↓↓↓

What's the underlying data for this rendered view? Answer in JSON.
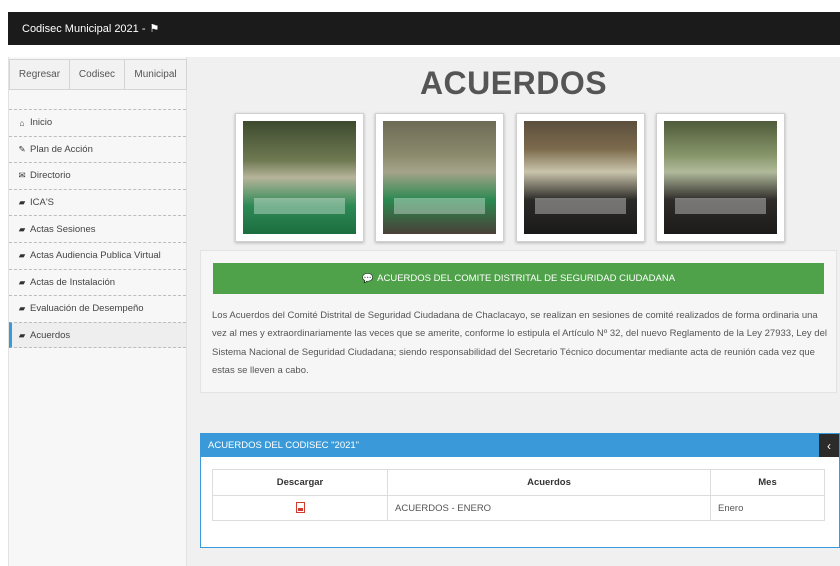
{
  "topbar": {
    "title": "Codisec Municipal 2021 -",
    "flag_icon": "flag-icon"
  },
  "sidebar": {
    "tabs": [
      {
        "label": "Regresar"
      },
      {
        "label": "Codisec"
      },
      {
        "label": "Municipal"
      }
    ],
    "items": [
      {
        "label": "Inicio",
        "icon": "home-icon"
      },
      {
        "label": "Plan de Acción",
        "icon": "edit-icon"
      },
      {
        "label": "Directorio",
        "icon": "envelope-icon"
      },
      {
        "label": "ICA'S",
        "icon": "book-icon"
      },
      {
        "label": "Actas Sesiones",
        "icon": "book-icon"
      },
      {
        "label": "Actas Audiencia Publica Virtual",
        "icon": "book-icon"
      },
      {
        "label": "Actas de Instalación",
        "icon": "book-icon"
      },
      {
        "label": "Evaluación de Desempeño",
        "icon": "book-icon"
      },
      {
        "label": "Acuerdos",
        "icon": "book-icon",
        "active": true
      }
    ]
  },
  "main": {
    "heading": "ACUERDOS",
    "panel": {
      "bar_label": "ACUERDOS DEL COMITE DISTRITAL DE SEGURIDAD CIUDADANA",
      "bar_color": "#4fa24a",
      "description": "Los Acuerdos del Comité Distrital de Seguridad Ciudadana de Chaclacayo, se realizan en sesiones de comité realizados de forma ordinaria una vez al mes y extraordinariamente las veces que se amerite, conforme lo estipula el Artículo Nº 32, del nuevo Reglamento de la Ley 27933, Ley del Sistema Nacional de Seguridad Ciudadana; siendo responsabilidad del Secretario Técnico documentar mediante acta de reunión cada vez que estas se lleven a cabo."
    },
    "box": {
      "title": "ACUERDOS DEL CODISEC \"2021\"",
      "toggle": "‹",
      "accent_color": "#3a9ad9",
      "columns": [
        "Descargar",
        "Acuerdos",
        "Mes"
      ],
      "rows": [
        {
          "download_icon": "pdf-icon",
          "acuerdo": "ACUERDOS - ENERO",
          "mes": "Enero"
        }
      ]
    }
  }
}
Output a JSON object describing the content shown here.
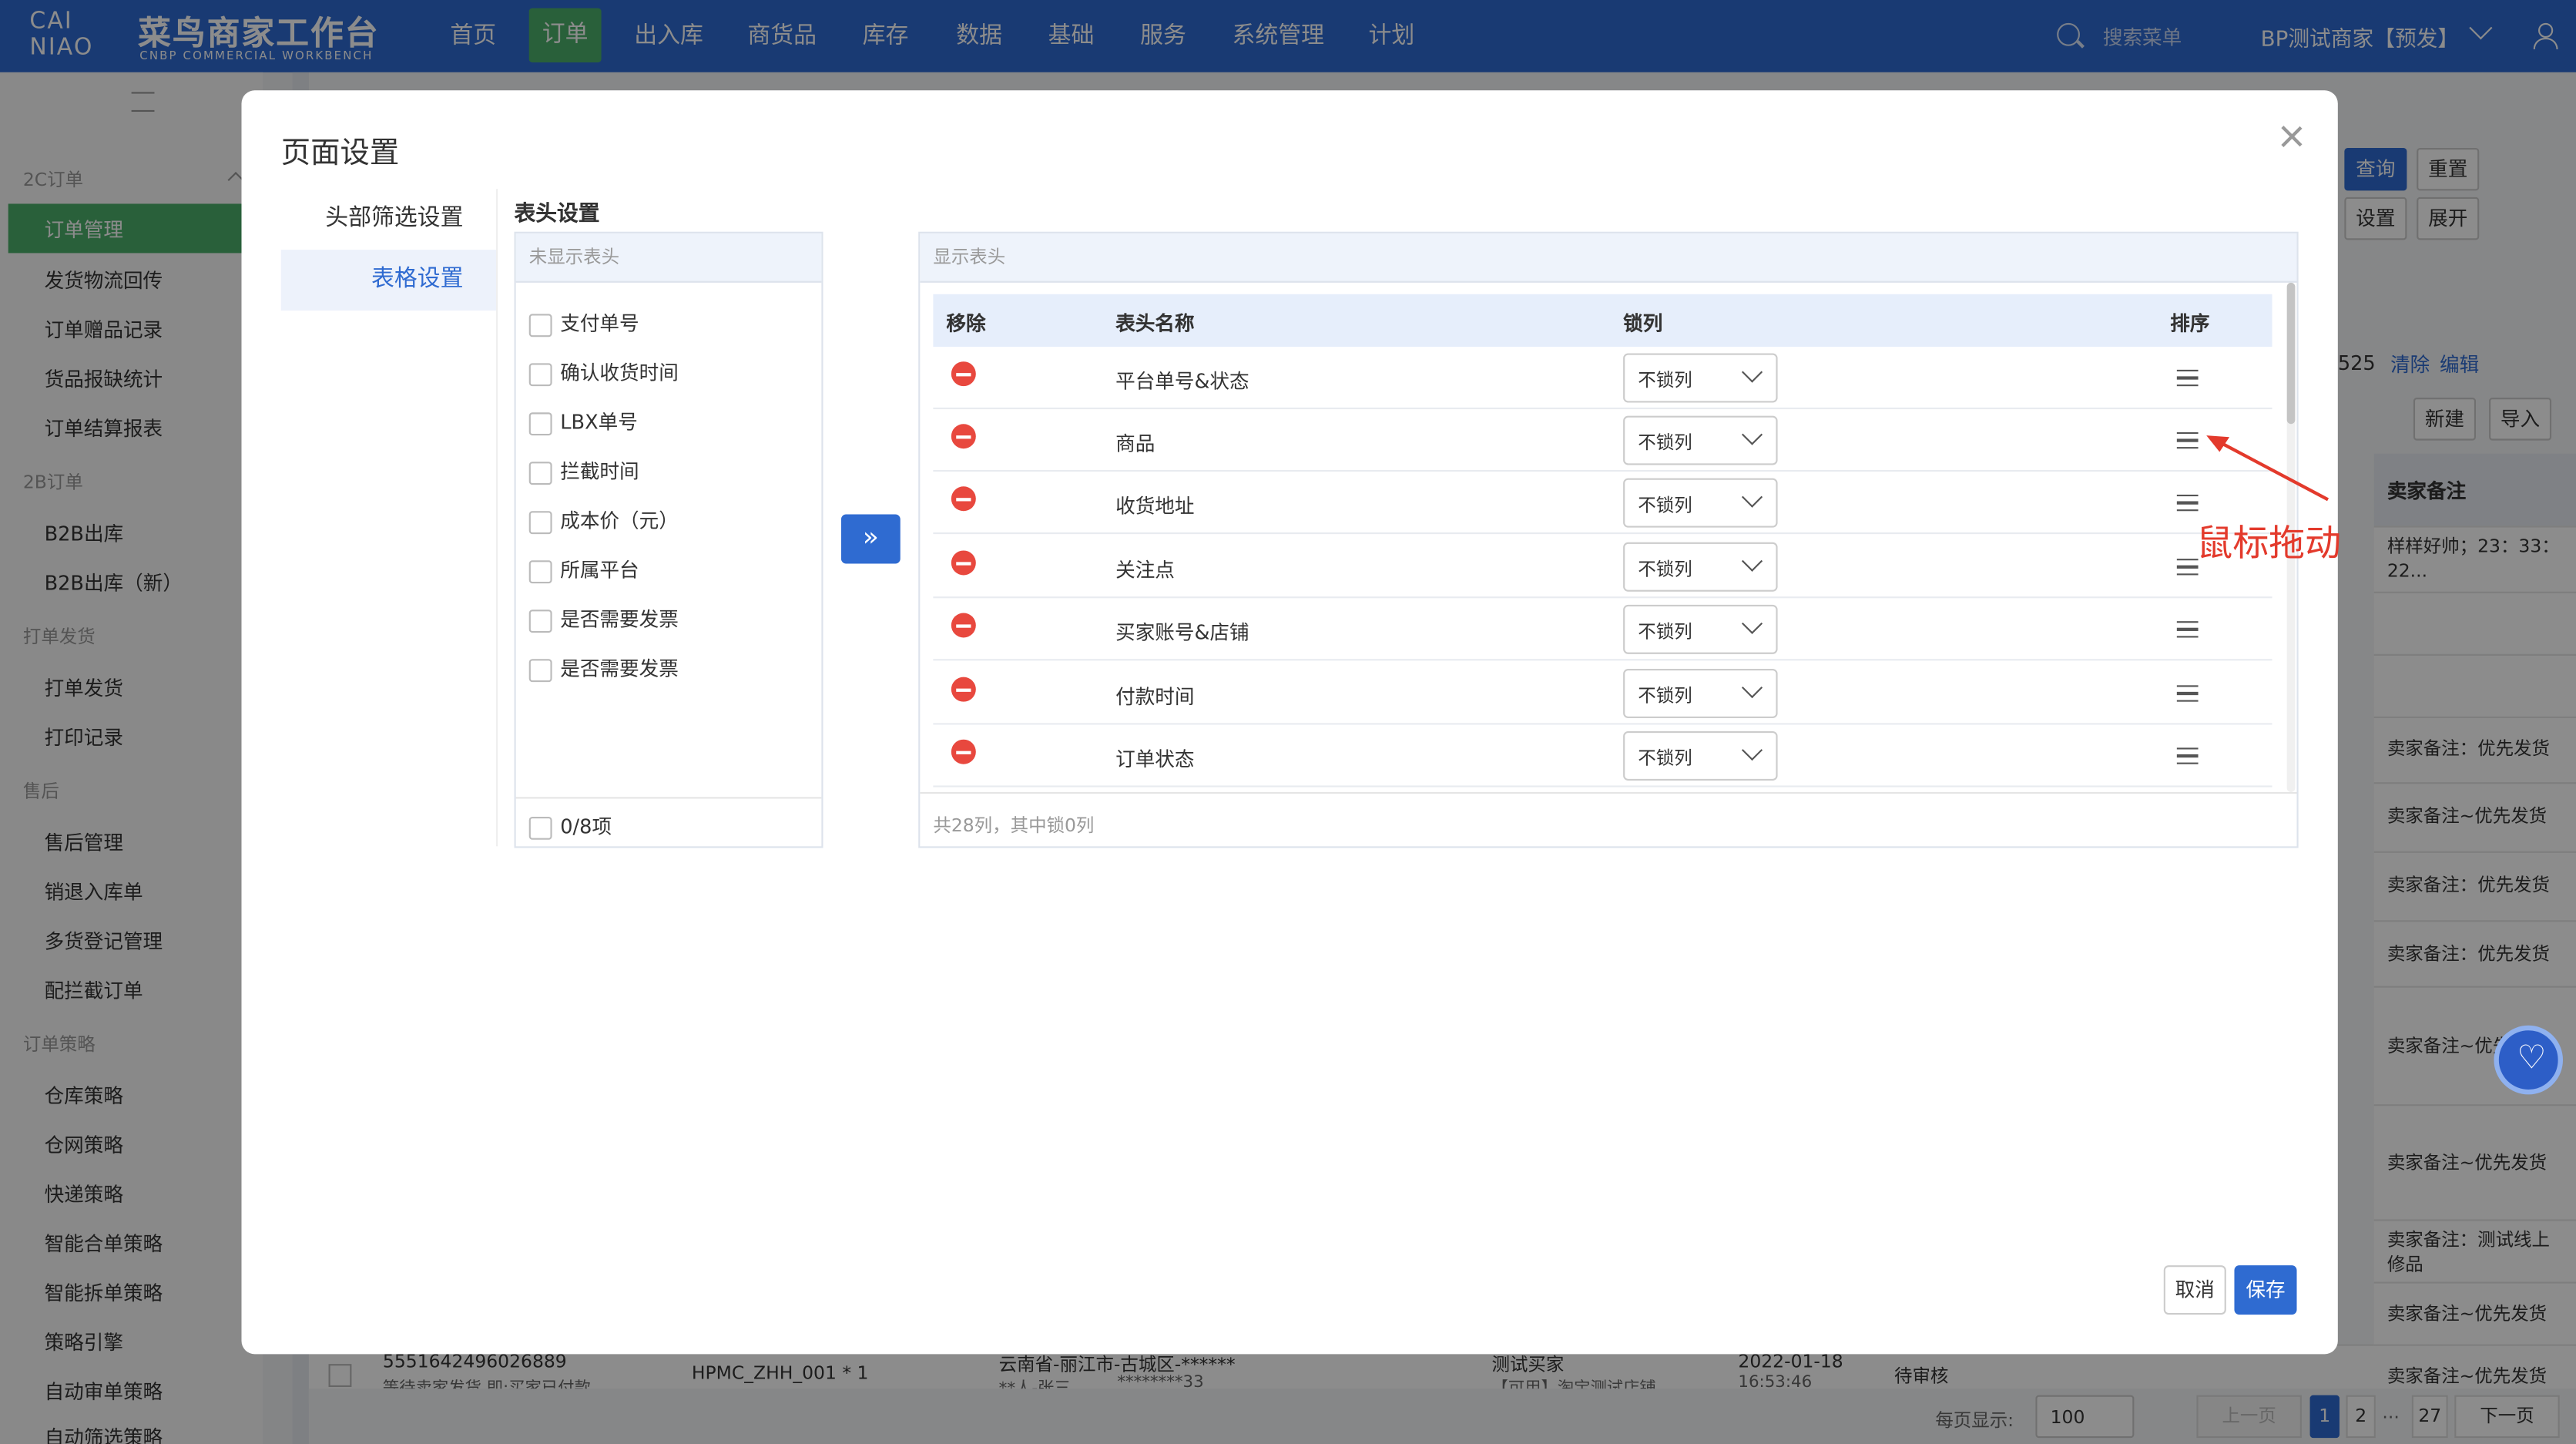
{
  "app": {
    "logo_text": "CAI NIAO",
    "brand": "菜鸟商家工作台",
    "brand_sub": "CNBP COMMERCIAL WORKBENCH"
  },
  "nav": [
    "首页",
    "订单",
    "出入库",
    "商货品",
    "库存",
    "数据",
    "基础",
    "服务",
    "系统管理",
    "计划"
  ],
  "header": {
    "search_placeholder": "搜索菜单",
    "merchant": "BP测试商家【预发】"
  },
  "sidebar": {
    "groups": [
      {
        "label": "2C订单",
        "items": [
          "订单管理",
          "发货物流回传",
          "订单赠品记录",
          "货品报缺统计",
          "订单结算报表"
        ]
      },
      {
        "label": "2B订单",
        "items": [
          "B2B出库",
          "B2B出库（新）"
        ]
      },
      {
        "label": "打单发货",
        "items": [
          "打单发货",
          "打印记录"
        ]
      },
      {
        "label": "售后",
        "items": [
          "售后管理",
          "销退入库单",
          "多货登记管理",
          "配拦截订单"
        ]
      },
      {
        "label": "订单策略",
        "items": [
          "仓库策略",
          "仓网策略",
          "快递策略",
          "智能合单策略",
          "智能拆单策略",
          "策略引擎",
          "自动审单策略",
          "自动筛选策略"
        ]
      }
    ]
  },
  "background": {
    "buttons": {
      "query": "查询",
      "reset": "重置",
      "settings": "设置",
      "expand": "展开",
      "new": "新建",
      "import": "导入",
      "clear": "清除",
      "edit": "编辑"
    },
    "count_fragment": "525",
    "col_header": "卖家备注",
    "cells": [
      "样样好帅；23：33：22...",
      "卖家备注：优先发货",
      "卖家备注~优先发货",
      "卖家备注：优先发货",
      "卖家备注：优先发货",
      "卖家备注~优先",
      "卖家备注~优先发货",
      "卖家备注：测试线上修品",
      "卖家备注~优先发货",
      "卖家备注~优先发货"
    ],
    "bottom_row": {
      "order_no": "5551642496026889",
      "order_sub": "等待卖家发货,即:买家已付款",
      "goods": "HPMC_ZHH_001 * 1",
      "address": "云南省-丽江市-古城区-******",
      "address_sub": "**人-张三",
      "masked_phone": "********33",
      "buyer": "测试买家",
      "shop": "【可用】淘宝测试店铺",
      "date": "2022-01-18",
      "time": "16:53:46",
      "status": "待审核"
    },
    "pagination": {
      "per_page_label": "每页显示:",
      "per_page": "100",
      "prev": "上一页",
      "pages": [
        "1",
        "2",
        "...",
        "27"
      ],
      "next": "下一页"
    }
  },
  "modal": {
    "title": "页面设置",
    "tabs": [
      "头部筛选设置",
      "表格设置"
    ],
    "section_title": "表头设置",
    "hidden_panel": {
      "title": "未显示表头",
      "items": [
        "支付单号",
        "确认收货时间",
        "LBX单号",
        "拦截时间",
        "成本价（元）",
        "所属平台",
        "是否需要发票",
        "是否需要发票"
      ],
      "footer": "0/8项"
    },
    "shown_panel": {
      "title": "显示表头",
      "columns": [
        "移除",
        "表头名称",
        "锁列",
        "排序"
      ],
      "rows": [
        {
          "name": "平台单号&状态",
          "lock": "不锁列"
        },
        {
          "name": "商品",
          "lock": "不锁列"
        },
        {
          "name": "收货地址",
          "lock": "不锁列"
        },
        {
          "name": "关注点",
          "lock": "不锁列"
        },
        {
          "name": "买家账号&店铺",
          "lock": "不锁列"
        },
        {
          "name": "付款时间",
          "lock": "不锁列"
        },
        {
          "name": "订单状态",
          "lock": "不锁列"
        }
      ],
      "footer": "共28列，其中锁0列"
    },
    "buttons": {
      "cancel": "取消",
      "save": "保存"
    }
  },
  "annotation": "鼠标拖动",
  "colors": {
    "primary": "#2f6bd1",
    "nav_active": "#4caf6a",
    "remove": "#e8483e",
    "annotation": "#e33a2c"
  }
}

↑↑↑

◆ **REQUIRED WORK**
Without the pictures, transcribe the listing above exactly.

◆ **COMPLETE OUTPUT**
What's the underlying data for this rendered view? Answer in JSON.
{
  "topbar": {
    "title": "Codisec Municipal 2021 -",
    "flag_icon": "flag-icon"
  },
  "sidebar": {
    "tabs": [
      {
        "label": "Regresar"
      },
      {
        "label": "Codisec"
      },
      {
        "label": "Municipal"
      }
    ],
    "items": [
      {
        "label": "Inicio",
        "icon": "home-icon"
      },
      {
        "label": "Plan de Acción",
        "icon": "edit-icon"
      },
      {
        "label": "Directorio",
        "icon": "envelope-icon"
      },
      {
        "label": "ICA'S",
        "icon": "book-icon"
      },
      {
        "label": "Actas Sesiones",
        "icon": "book-icon"
      },
      {
        "label": "Actas Audiencia Publica Virtual",
        "icon": "book-icon"
      },
      {
        "label": "Actas de Instalación",
        "icon": "book-icon"
      },
      {
        "label": "Evaluación de Desempeño",
        "icon": "book-icon"
      },
      {
        "label": "Acuerdos",
        "icon": "book-icon",
        "active": true
      }
    ]
  },
  "main": {
    "heading": "ACUERDOS",
    "panel": {
      "bar_label": "ACUERDOS DEL COMITE DISTRITAL DE SEGURIDAD CIUDADANA",
      "bar_color": "#4fa24a",
      "description": "Los Acuerdos del Comité Distrital de Seguridad Ciudadana de Chaclacayo, se realizan en sesiones de comité realizados de forma ordinaria una vez al mes y extraordinariamente las veces que se amerite, conforme lo estipula el Artículo Nº 32, del nuevo Reglamento de la Ley 27933, Ley del Sistema Nacional de Seguridad Ciudadana; siendo responsabilidad del Secretario Técnico documentar mediante acta de reunión cada vez que estas se lleven a cabo."
    },
    "box": {
      "title": "ACUERDOS DEL CODISEC \"2021\"",
      "toggle": "‹",
      "accent_color": "#3a9ad9",
      "columns": [
        "Descargar",
        "Acuerdos",
        "Mes"
      ],
      "rows": [
        {
          "download_icon": "pdf-icon",
          "acuerdo": "ACUERDOS - ENERO",
          "mes": "Enero"
        }
      ]
    }
  }
}
Output a JSON object describing the content shown here.
{
  "app": {
    "logo_text": "CAI NIAO",
    "brand": "菜鸟商家工作台",
    "brand_sub": "CNBP COMMERCIAL WORKBENCH"
  },
  "nav": [
    "首页",
    "订单",
    "出入库",
    "商货品",
    "库存",
    "数据",
    "基础",
    "服务",
    "系统管理",
    "计划"
  ],
  "header": {
    "search_placeholder": "搜索菜单",
    "merchant": "BP测试商家【预发】"
  },
  "sidebar": {
    "groups": [
      {
        "label": "2C订单",
        "items": [
          "订单管理",
          "发货物流回传",
          "订单赠品记录",
          "货品报缺统计",
          "订单结算报表"
        ]
      },
      {
        "label": "2B订单",
        "items": [
          "B2B出库",
          "B2B出库（新）"
        ]
      },
      {
        "label": "打单发货",
        "items": [
          "打单发货",
          "打印记录"
        ]
      },
      {
        "label": "售后",
        "items": [
          "售后管理",
          "销退入库单",
          "多货登记管理",
          "配拦截订单"
        ]
      },
      {
        "label": "订单策略",
        "items": [
          "仓库策略",
          "仓网策略",
          "快递策略",
          "智能合单策略",
          "智能拆单策略",
          "策略引擎",
          "自动审单策略",
          "自动筛选策略"
        ]
      }
    ]
  },
  "background": {
    "buttons": {
      "query": "查询",
      "reset": "重置",
      "settings": "设置",
      "expand": "展开",
      "new": "新建",
      "import": "导入",
      "clear": "清除",
      "edit": "编辑"
    },
    "count_fragment": "525",
    "col_header": "卖家备注",
    "cells": [
      "样样好帅；23：33：22...",
      "卖家备注：优先发货",
      "卖家备注~优先发货",
      "卖家备注：优先发货",
      "卖家备注：优先发货",
      "卖家备注~优先",
      "卖家备注~优先发货",
      "卖家备注：测试线上修品",
      "卖家备注~优先发货",
      "卖家备注~优先发货"
    ],
    "bottom_row": {
      "order_no": "5551642496026889",
      "order_sub": "等待卖家发货,即:买家已付款",
      "goods": "HPMC_ZHH_001 * 1",
      "address": "云南省-丽江市-古城区-******",
      "address_sub": "**人-张三",
      "masked_phone": "********33",
      "buyer": "测试买家",
      "shop": "【可用】淘宝测试店铺",
      "date": "2022-01-18",
      "time": "16:53:46",
      "status": "待审核"
    },
    "pagination": {
      "per_page_label": "每页显示:",
      "per_page": "100",
      "prev": "上一页",
      "pages": [
        "1",
        "2",
        "...",
        "27"
      ],
      "next": "下一页"
    }
  },
  "modal": {
    "title": "页面设置",
    "tabs": [
      "头部筛选设置",
      "表格设置"
    ],
    "section_title": "表头设置",
    "hidden_panel": {
      "title": "未显示表头",
      "items": [
        "支付单号",
        "确认收货时间",
        "LBX单号",
        "拦截时间",
        "成本价（元）",
        "所属平台",
        "是否需要发票",
        "是否需要发票"
      ],
      "footer": "0/8项"
    },
    "shown_panel": {
      "title": "显示表头",
      "columns": [
        "移除",
        "表头名称",
        "锁列",
        "排序"
      ],
      "rows": [
        {
          "name": "平台单号&状态",
          "lock": "不锁列"
        },
        {
          "name": "商品",
          "lock": "不锁列"
        },
        {
          "name": "收货地址",
          "lock": "不锁列"
        },
        {
          "name": "关注点",
          "lock": "不锁列"
        },
        {
          "name": "买家账号&店铺",
          "lock": "不锁列"
        },
        {
          "name": "付款时间",
          "lock": "不锁列"
        },
        {
          "name": "订单状态",
          "lock": "不锁列"
        }
      ],
      "footer": "共28列，其中锁0列"
    },
    "buttons": {
      "cancel": "取消",
      "save": "保存"
    }
  },
  "annotation": "鼠标拖动",
  "colors": {
    "primary": "#2f6bd1",
    "nav_active": "#4caf6a",
    "remove": "#e8483e",
    "annotation": "#e33a2c"
  }
}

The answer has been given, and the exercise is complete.